(Some records)
.....
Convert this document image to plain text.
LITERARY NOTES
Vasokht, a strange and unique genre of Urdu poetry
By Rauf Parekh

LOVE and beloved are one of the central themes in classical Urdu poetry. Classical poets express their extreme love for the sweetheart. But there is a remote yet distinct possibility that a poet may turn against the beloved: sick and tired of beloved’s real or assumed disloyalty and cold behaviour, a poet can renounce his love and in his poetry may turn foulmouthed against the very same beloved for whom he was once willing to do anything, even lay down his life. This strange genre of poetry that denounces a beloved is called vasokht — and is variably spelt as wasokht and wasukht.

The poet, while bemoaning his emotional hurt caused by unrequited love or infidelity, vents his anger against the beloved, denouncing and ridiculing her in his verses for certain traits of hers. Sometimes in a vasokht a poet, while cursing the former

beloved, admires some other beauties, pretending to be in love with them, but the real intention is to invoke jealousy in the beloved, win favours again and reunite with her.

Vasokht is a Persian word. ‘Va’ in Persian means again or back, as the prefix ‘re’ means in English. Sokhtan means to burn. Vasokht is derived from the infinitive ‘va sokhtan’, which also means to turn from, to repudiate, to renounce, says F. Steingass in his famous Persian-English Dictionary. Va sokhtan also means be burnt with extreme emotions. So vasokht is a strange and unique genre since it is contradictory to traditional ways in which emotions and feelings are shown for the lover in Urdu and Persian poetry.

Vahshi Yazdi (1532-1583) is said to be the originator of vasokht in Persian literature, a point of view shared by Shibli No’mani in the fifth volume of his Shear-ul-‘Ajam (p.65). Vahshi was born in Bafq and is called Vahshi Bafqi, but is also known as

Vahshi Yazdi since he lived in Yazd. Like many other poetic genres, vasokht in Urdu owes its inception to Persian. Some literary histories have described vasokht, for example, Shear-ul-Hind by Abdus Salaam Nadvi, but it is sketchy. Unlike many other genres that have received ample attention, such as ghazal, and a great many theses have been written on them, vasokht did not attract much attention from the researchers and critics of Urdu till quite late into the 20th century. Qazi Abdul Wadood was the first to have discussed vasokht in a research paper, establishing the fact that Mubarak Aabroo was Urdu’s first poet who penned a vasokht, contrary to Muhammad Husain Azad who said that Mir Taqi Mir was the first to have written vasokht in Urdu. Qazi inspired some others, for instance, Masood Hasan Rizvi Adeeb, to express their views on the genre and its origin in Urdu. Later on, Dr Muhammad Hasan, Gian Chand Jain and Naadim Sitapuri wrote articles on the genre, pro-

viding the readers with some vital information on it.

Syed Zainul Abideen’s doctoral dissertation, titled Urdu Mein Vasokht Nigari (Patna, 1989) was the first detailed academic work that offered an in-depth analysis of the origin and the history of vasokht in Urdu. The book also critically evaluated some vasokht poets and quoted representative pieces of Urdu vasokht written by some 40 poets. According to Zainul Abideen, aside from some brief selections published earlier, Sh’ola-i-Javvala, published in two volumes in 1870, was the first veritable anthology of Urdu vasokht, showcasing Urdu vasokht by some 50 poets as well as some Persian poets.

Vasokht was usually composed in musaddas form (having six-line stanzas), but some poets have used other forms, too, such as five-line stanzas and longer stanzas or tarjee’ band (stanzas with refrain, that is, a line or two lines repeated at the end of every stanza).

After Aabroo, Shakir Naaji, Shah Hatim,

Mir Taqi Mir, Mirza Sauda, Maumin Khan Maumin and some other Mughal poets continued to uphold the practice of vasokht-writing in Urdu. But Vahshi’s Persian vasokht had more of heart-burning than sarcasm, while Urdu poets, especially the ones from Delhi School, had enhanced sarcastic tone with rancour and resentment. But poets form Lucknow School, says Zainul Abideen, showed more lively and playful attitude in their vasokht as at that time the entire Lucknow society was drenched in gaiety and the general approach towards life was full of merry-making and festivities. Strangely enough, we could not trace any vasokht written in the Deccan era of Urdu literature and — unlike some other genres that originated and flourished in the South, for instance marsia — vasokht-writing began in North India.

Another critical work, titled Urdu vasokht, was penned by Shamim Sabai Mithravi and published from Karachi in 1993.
.....
### WRITTEN TASK
Retype the data in full and match it exactly.

### EXERCISE ANSWER
Convert this document image to plain text.
LITERARY NOTES
Vasokht, a strange and unique genre of Urdu poetry
By Rauf Parekh

LOVE and beloved are one of the central themes in classical Urdu poetry. Classical poets express their extreme love for the sweetheart. But there is a remote yet distinct possibility that a poet may turn against the beloved: sick and tired of beloved’s real or assumed disloyalty and cold behaviour, a poet can renounce his love and in his poetry may turn foulmouthed against the very same beloved for whom he was once willing to do anything, even lay down his life. This strange genre of poetry that denounces a beloved is called vasokht — and is variably spelt as wasokht and wasukht.

The poet, while bemoaning his emotional hurt caused by unrequited love or infidelity, vents his anger against the beloved, denouncing and ridiculing her in his verses for certain traits of hers. Sometimes in a vasokht a poet, while cursing the former

beloved, admires some other beauties, pretending to be in love with them, but the real intention is to invoke jealousy in the beloved, win favours again and reunite with her.

Vasokht is a Persian word. ‘Va’ in Persian means again or back, as the prefix ‘re’ means in English. Sokhtan means to burn. Vasokht is derived from the infinitive ‘va sokhtan’, which also means to turn from, to repudiate, to renounce, says F. Steingass in his famous Persian-English Dictionary. Va sokhtan also means be burnt with extreme emotions. So vasokht is a strange and unique genre since it is contradictory to traditional ways in which emotions and feelings are shown for the lover in Urdu and Persian poetry.

Vahshi Yazdi (1532-1583) is said to be the originator of vasokht in Persian literature, a point of view shared by Shibli No’mani in the fifth volume of his Shear-ul-‘Ajam (p.65). Vahshi was born in Bafq and is called Vahshi Bafqi, but is also known as

Vahshi Yazdi since he lived in Yazd. Like many other poetic genres, vasokht in Urdu owes its inception to Persian. Some literary histories have described vasokht, for example, Shear-ul-Hind by Abdus Salaam Nadvi, but it is sketchy. Unlike many other genres that have received ample attention, such as ghazal, and a great many theses have been written on them, vasokht did not attract much attention from the researchers and critics of Urdu till quite late into the 20th century. Qazi Abdul Wadood was the first to have discussed vasokht in a research paper, establishing the fact that Mubarak Aabroo was Urdu’s first poet who penned a vasokht, contrary to Muhammad Husain Azad who said that Mir Taqi Mir was the first to have written vasokht in Urdu. Qazi inspired some others, for instance, Masood Hasan Rizvi Adeeb, to express their views on the genre and its origin in Urdu. Later on, Dr Muhammad Hasan, Gian Chand Jain and Naadim Sitapuri wrote articles on the genre, pro-

viding the readers with some vital information on it.

Syed Zainul Abideen’s doctoral dissertation, titled Urdu Mein Vasokht Nigari (Patna, 1989) was the first detailed academic work that offered an in-depth analysis of the origin and the history of vasokht in Urdu. The book also critically evaluated some vasokht poets and quoted representative pieces of Urdu vasokht written by some 40 poets. According to Zainul Abideen, aside from some brief selections published earlier, Sh’ola-i-Javvala, published in two volumes in 1870, was the first veritable anthology of Urdu vasokht, showcasing Urdu vasokht by some 50 poets as well as some Persian poets.

Vasokht was usually composed in musaddas form (having six-line stanzas), but some poets have used other forms, too, such as five-line stanzas and longer stanzas or tarjee’ band (stanzas with refrain, that is, a line or two lines repeated at the end of every stanza).

After Aabroo, Shakir Naaji, Shah Hatim,

Mir Taqi Mir, Mirza Sauda, Maumin Khan Maumin and some other Mughal poets continued to uphold the practice of vasokht-writing in Urdu. But Vahshi’s Persian vasokht had more of heart-burning than sarcasm, while Urdu poets, especially the ones from Delhi School, had enhanced sarcastic tone with rancour and resentment. But poets form Lucknow School, says Zainul Abideen, showed more lively and playful attitude in their vasokht as at that time the entire Lucknow society was drenched in gaiety and the general approach towards life was full of merry-making and festivities. Strangely enough, we could not trace any vasokht written in the Deccan era of Urdu literature and — unlike some other genres that originated and flourished in the South, for instance marsia — vasokht-writing began in North India.

Another critical work, titled Urdu vasokht, was penned by Shamim Sabai Mithravi and published from Karachi in 1993.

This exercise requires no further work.